■ Short problem
Give the data below again, word for word.

>> begin Material for this task

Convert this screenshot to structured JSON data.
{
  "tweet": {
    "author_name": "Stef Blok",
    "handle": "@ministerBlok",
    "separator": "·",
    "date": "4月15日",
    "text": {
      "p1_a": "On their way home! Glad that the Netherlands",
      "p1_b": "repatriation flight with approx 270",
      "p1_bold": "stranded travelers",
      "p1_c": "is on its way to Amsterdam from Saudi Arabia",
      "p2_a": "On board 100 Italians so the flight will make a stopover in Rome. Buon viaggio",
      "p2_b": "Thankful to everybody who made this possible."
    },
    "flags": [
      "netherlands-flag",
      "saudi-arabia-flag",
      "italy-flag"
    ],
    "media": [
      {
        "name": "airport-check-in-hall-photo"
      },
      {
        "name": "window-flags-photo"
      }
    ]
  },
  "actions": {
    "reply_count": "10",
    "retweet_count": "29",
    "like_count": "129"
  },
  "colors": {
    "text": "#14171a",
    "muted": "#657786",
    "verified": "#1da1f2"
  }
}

>> end Material for this task

■ The completed task
Convert this screenshot to structured JSON data.
{
  "tweet": {
    "author_name": "Stef Blok",
    "handle": "@ministerBlok",
    "separator": "·",
    "date": "4月15日",
    "text": {
      "p1_a": "On their way home! Glad that the Netherlands",
      "p1_b": "repatriation flight with approx 270",
      "p1_bold": "stranded travelers",
      "p1_c": "is on its way to Amsterdam from Saudi Arabia",
      "p2_a": "On board 100 Italians so the flight will make a stopover in Rome. Buon viaggio",
      "p2_b": "Thankful to everybody who made this possible."
    },
    "flags": [
      "netherlands-flag",
      "saudi-arabia-flag",
      "italy-flag"
    ],
    "media": [
      {
        "name": "airport-check-in-hall-photo"
      },
      {
        "name": "window-flags-photo"
      }
    ]
  },
  "actions": {
    "reply_count": "10",
    "retweet_count": "29",
    "like_count": "129"
  },
  "colors": {
    "text": "#14171a",
    "muted": "#657786",
    "verified": "#1da1f2"
  }
}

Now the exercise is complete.